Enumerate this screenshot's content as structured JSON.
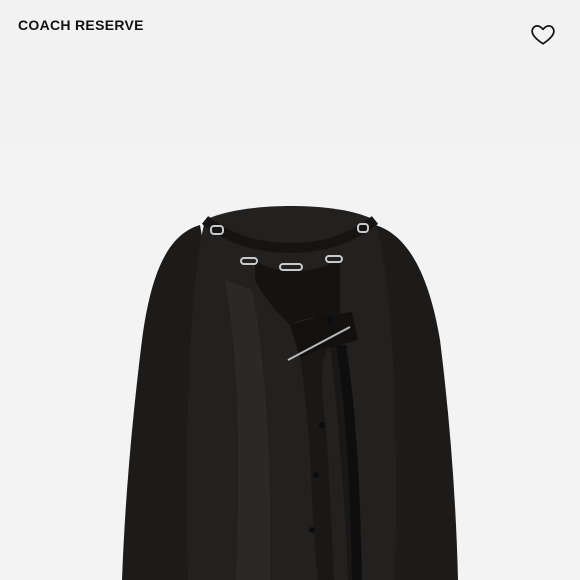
{
  "header": {
    "brand": "COACH RESERVE",
    "wishlist_icon": "heart-outline-icon"
  },
  "product": {
    "image_description_icon": "product-image"
  }
}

--------

SET PROBLEM
Repeat each entry precisely as it appears. Leave the pictures out.

RESPONSE FOR THIS EXERCISE
Enumerate this screenshot's content as structured JSON.
{
  "header": {
    "brand": "COACH RESERVE",
    "wishlist_icon": "heart-outline-icon"
  },
  "product": {
    "image_description_icon": "product-image"
  }
}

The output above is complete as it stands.